* Records provided
-- begin --

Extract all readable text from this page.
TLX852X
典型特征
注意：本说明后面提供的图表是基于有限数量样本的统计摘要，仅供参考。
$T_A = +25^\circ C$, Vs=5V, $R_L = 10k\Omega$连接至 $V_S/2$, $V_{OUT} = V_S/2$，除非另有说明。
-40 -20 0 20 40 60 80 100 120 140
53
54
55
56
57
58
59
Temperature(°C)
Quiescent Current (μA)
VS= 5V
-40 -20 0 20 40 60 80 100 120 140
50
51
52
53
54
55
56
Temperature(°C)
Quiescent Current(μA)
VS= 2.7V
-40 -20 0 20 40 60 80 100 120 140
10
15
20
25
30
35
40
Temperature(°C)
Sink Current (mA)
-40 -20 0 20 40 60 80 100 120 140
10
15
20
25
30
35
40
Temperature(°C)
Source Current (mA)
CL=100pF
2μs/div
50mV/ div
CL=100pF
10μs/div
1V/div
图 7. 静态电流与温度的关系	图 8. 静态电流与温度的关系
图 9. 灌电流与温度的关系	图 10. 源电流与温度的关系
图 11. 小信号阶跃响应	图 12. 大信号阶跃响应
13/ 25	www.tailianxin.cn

-- end --

* Exercise directions
Return all the data above once more, precisely as given.

* Exercise result
Extract all readable text from this page.
TLX852X
典型特征
注意：本说明后面提供的图表是基于有限数量样本的统计摘要，仅供参考。
$T_A = +25^\circ C$, Vs=5V, $R_L = 10k\Omega$连接至 $V_S/2$, $V_{OUT} = V_S/2$，除非另有说明。
-40 -20 0 20 40 60 80 100 120 140
53
54
55
56
57
58
59
Temperature(°C)
Quiescent Current (μA)
VS= 5V
-40 -20 0 20 40 60 80 100 120 140
50
51
52
53
54
55
56
Temperature(°C)
Quiescent Current(μA)
VS= 2.7V
-40 -20 0 20 40 60 80 100 120 140
10
15
20
25
30
35
40
Temperature(°C)
Sink Current (mA)
-40 -20 0 20 40 60 80 100 120 140
10
15
20
25
30
35
40
Temperature(°C)
Source Current (mA)
CL=100pF
2μs/div
50mV/ div
CL=100pF
10μs/div
1V/div
图 7. 静态电流与温度的关系	图 8. 静态电流与温度的关系
图 9. 灌电流与温度的关系	图 10. 源电流与温度的关系
图 11. 小信号阶跃响应	图 12. 大信号阶跃响应
13/ 25	www.tailianxin.cn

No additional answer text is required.